-- BEGIN DATA FOR THIS TASK --
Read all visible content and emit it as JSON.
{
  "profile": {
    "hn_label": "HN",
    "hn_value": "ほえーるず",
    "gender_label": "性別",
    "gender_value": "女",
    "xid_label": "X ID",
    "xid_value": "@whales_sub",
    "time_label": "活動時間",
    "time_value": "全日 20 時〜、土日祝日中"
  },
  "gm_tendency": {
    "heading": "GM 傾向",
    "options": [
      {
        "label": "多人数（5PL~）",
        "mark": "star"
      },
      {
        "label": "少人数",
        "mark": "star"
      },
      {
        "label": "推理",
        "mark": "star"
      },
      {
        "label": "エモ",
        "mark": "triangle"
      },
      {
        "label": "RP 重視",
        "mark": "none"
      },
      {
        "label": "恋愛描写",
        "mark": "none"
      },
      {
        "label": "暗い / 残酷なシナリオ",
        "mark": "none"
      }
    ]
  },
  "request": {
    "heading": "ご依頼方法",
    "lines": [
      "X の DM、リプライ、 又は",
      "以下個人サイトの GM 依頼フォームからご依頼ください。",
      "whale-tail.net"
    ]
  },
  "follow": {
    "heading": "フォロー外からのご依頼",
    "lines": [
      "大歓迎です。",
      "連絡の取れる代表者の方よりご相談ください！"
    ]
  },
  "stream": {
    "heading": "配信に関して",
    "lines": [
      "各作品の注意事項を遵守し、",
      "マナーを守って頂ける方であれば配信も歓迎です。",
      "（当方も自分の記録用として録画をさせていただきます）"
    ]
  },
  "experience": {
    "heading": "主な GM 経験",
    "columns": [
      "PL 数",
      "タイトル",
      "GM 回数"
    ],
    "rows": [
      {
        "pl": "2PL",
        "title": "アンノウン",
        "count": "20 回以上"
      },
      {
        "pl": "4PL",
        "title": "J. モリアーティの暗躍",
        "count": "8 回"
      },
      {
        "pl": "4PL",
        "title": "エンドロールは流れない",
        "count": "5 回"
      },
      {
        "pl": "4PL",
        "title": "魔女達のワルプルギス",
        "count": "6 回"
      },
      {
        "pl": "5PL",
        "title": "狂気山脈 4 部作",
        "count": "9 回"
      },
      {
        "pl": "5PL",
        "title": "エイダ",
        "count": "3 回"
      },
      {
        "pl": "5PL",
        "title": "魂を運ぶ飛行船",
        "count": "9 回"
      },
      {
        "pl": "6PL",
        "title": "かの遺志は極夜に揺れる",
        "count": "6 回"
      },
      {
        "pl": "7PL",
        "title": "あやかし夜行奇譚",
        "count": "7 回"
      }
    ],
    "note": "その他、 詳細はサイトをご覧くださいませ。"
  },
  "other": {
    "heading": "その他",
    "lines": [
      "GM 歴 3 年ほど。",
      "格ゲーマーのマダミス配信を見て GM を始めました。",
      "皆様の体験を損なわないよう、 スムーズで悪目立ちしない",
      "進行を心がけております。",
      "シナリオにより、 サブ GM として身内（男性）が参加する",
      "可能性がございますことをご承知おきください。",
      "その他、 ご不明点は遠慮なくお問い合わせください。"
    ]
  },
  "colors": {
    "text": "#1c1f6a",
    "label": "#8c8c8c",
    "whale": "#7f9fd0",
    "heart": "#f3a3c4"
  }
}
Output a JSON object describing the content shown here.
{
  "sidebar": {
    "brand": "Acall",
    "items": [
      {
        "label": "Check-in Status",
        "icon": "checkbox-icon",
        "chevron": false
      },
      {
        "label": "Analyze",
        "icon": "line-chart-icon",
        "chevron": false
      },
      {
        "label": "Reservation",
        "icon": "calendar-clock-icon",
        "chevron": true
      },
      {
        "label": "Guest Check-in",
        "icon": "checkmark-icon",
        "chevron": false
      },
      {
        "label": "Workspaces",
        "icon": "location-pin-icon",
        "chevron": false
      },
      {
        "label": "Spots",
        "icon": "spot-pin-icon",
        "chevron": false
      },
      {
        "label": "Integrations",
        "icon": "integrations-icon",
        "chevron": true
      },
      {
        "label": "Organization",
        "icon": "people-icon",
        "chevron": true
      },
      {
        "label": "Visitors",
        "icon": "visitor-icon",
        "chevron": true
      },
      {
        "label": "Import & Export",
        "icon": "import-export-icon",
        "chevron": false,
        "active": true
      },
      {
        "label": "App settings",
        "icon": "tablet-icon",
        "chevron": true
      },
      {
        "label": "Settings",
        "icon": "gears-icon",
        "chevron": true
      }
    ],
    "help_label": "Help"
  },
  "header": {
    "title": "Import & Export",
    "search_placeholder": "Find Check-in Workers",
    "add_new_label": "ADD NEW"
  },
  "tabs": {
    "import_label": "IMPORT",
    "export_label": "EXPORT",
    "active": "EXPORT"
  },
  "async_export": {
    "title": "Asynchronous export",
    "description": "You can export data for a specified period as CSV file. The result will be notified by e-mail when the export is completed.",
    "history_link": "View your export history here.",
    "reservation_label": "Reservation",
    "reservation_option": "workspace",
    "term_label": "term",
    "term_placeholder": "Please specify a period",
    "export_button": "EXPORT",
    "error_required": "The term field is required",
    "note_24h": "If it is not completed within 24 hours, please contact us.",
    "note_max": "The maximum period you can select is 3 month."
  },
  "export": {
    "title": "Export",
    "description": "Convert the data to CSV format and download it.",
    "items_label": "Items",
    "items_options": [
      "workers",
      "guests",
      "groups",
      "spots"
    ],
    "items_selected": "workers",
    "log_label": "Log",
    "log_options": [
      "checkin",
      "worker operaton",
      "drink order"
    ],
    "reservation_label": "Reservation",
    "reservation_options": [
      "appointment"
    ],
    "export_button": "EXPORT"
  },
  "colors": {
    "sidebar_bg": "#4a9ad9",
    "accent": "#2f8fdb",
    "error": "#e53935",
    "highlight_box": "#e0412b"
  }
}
-- END DATA FOR THIS TASK --
Gather each line holding the string "period".

    "description": "You can export data for a specified period as CSV file. The result will be notified by e-mail when the export is completed.",
    "term_placeholder": "Please specify a period",
    "note_max": "The maximum period you can select is 3 month."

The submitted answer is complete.